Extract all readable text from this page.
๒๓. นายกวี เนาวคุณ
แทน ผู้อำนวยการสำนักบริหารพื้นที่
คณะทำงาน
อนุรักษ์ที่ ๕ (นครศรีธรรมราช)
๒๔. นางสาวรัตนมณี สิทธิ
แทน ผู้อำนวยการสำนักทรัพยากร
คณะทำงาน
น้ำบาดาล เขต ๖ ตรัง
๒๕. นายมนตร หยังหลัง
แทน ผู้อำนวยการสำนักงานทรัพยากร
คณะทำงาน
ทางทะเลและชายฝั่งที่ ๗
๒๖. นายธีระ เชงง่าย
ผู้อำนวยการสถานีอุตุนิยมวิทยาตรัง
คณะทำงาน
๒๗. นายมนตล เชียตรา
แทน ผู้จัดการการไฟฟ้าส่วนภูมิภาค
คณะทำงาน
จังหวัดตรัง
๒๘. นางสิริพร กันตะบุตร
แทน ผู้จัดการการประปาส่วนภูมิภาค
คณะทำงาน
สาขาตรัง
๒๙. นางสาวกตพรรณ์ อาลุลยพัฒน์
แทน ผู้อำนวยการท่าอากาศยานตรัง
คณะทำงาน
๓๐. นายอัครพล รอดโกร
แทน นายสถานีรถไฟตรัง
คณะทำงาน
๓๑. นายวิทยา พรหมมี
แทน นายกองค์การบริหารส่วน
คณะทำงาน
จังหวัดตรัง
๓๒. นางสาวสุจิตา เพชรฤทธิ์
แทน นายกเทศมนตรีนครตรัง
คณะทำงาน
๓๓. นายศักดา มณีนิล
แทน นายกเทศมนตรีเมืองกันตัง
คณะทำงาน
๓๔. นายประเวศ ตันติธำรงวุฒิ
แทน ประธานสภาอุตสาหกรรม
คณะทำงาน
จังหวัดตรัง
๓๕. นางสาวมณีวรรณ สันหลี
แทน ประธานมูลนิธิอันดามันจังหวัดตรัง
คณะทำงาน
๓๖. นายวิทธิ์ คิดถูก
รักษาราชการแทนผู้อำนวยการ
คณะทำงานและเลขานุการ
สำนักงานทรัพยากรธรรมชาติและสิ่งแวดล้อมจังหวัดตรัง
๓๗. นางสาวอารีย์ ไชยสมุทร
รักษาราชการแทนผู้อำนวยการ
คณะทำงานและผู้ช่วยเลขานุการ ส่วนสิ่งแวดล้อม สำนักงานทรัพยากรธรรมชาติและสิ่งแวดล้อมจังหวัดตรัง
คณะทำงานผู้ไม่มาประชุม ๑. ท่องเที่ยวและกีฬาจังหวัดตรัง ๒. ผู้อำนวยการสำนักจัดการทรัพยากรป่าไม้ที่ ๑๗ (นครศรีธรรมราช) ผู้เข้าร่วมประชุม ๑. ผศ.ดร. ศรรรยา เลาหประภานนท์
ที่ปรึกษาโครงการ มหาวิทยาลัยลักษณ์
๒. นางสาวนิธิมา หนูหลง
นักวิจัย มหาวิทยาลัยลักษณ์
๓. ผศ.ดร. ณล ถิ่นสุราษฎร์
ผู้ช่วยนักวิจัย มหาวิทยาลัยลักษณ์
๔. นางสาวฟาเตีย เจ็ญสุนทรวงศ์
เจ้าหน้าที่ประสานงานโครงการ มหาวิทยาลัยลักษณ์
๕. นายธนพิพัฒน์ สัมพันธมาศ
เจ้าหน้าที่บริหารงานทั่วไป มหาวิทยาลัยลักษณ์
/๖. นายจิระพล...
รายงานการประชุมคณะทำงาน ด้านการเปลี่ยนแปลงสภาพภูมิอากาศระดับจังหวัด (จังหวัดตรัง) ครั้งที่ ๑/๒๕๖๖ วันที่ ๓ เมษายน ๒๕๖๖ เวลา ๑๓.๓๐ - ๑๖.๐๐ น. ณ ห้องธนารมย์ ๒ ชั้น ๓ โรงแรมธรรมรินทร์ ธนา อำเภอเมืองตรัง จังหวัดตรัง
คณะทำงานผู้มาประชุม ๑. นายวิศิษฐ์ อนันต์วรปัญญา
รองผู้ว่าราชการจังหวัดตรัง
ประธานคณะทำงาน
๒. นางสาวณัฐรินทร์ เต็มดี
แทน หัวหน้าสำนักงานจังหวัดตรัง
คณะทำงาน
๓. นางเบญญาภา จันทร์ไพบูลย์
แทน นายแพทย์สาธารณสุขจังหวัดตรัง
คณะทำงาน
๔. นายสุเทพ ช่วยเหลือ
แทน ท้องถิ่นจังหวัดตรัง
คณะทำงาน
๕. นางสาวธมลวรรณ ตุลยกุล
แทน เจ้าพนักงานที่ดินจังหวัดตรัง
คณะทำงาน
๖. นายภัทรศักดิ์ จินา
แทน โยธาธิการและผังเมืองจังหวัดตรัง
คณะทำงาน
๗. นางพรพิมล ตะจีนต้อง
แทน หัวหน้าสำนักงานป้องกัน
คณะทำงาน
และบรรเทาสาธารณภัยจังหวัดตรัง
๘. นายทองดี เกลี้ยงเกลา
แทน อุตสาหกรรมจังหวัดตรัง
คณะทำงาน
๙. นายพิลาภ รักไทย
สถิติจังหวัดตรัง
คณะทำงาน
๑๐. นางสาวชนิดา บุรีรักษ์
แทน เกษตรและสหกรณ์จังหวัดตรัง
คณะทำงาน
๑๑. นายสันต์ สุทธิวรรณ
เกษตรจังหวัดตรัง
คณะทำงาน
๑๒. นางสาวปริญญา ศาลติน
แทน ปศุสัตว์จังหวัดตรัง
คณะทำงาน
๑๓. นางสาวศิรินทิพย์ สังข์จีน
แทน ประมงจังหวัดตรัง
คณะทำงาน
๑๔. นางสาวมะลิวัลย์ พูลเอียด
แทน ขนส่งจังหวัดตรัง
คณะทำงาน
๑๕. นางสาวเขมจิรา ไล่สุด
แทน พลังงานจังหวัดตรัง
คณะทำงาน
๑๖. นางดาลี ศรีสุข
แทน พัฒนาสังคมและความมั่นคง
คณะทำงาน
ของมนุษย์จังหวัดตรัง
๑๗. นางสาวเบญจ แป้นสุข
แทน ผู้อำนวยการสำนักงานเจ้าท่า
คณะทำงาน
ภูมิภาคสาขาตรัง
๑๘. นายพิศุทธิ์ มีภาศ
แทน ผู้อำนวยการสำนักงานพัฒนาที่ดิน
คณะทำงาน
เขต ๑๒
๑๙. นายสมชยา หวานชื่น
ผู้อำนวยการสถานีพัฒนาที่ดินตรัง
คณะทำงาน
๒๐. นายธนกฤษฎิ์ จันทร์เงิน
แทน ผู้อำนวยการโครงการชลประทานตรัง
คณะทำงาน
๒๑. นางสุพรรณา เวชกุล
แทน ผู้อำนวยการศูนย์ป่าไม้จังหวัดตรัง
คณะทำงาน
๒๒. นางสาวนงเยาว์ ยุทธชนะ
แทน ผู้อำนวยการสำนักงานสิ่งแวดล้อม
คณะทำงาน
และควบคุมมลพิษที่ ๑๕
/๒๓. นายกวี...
=====
### Task prompt
Locate all lines holding the word "อำนวยการสถาน", then copy them out.

### Exercise result
ผู้อำนวยการสถานีอุตุนิยมวิทยาตรัง
ผู้อำนวยการสถานีพัฒนาที่ดินตรัง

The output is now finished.